**Short task:** Reproduce every line of the data below character for character, changing nothing.

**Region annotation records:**
━━━

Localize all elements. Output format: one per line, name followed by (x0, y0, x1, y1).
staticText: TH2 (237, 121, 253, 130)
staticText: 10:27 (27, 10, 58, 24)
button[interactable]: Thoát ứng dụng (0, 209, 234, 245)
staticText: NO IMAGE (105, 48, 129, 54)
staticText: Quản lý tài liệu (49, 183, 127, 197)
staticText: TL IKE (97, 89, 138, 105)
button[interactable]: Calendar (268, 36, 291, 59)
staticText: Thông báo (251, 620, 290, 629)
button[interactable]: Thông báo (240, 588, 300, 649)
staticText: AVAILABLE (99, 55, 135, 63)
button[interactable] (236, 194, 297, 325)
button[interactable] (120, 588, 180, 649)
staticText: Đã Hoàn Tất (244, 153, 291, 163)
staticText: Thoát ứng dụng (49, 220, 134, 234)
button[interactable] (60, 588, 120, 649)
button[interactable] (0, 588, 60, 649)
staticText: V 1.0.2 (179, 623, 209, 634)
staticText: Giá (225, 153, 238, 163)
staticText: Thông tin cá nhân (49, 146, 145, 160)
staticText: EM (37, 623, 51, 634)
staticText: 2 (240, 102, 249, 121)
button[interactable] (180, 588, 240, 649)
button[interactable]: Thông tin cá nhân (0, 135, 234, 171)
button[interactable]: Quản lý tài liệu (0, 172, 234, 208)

━━━

**The completed task:**
Localize all elements. Output format: one per line, name followed by (x0, y0, x1, y1).
staticText: TH2 (237, 121, 253, 130)
staticText: 10:27 (27, 10, 58, 24)
button[interactable]: Thoát ứng dụng (0, 209, 234, 245)
staticText: NO IMAGE (105, 48, 129, 54)
staticText: Quản lý tài liệu (49, 183, 127, 197)
staticText: TL IKE (97, 89, 138, 105)
button[interactable]: Calendar (268, 36, 291, 59)
staticText: Thông báo (251, 620, 290, 629)
button[interactable]: Thông báo (240, 588, 300, 649)
staticText: AVAILABLE (99, 55, 135, 63)
button[interactable] (236, 194, 297, 325)
button[interactable] (120, 588, 180, 649)
staticText: Đã Hoàn Tất (244, 153, 291, 163)
staticText: Thoát ứng dụng (49, 220, 134, 234)
button[interactable] (60, 588, 120, 649)
button[interactable] (0, 588, 60, 649)
staticText: V 1.0.2 (179, 623, 209, 634)
staticText: Giá (225, 153, 238, 163)
staticText: Thông tin cá nhân (49, 146, 145, 160)
staticText: EM (37, 623, 51, 634)
staticText: 2 (240, 102, 249, 121)
button[interactable] (180, 588, 240, 649)
button[interactable]: Thông tin cá nhân (0, 135, 234, 171)
button[interactable]: Quản lý tài liệu (0, 172, 234, 208)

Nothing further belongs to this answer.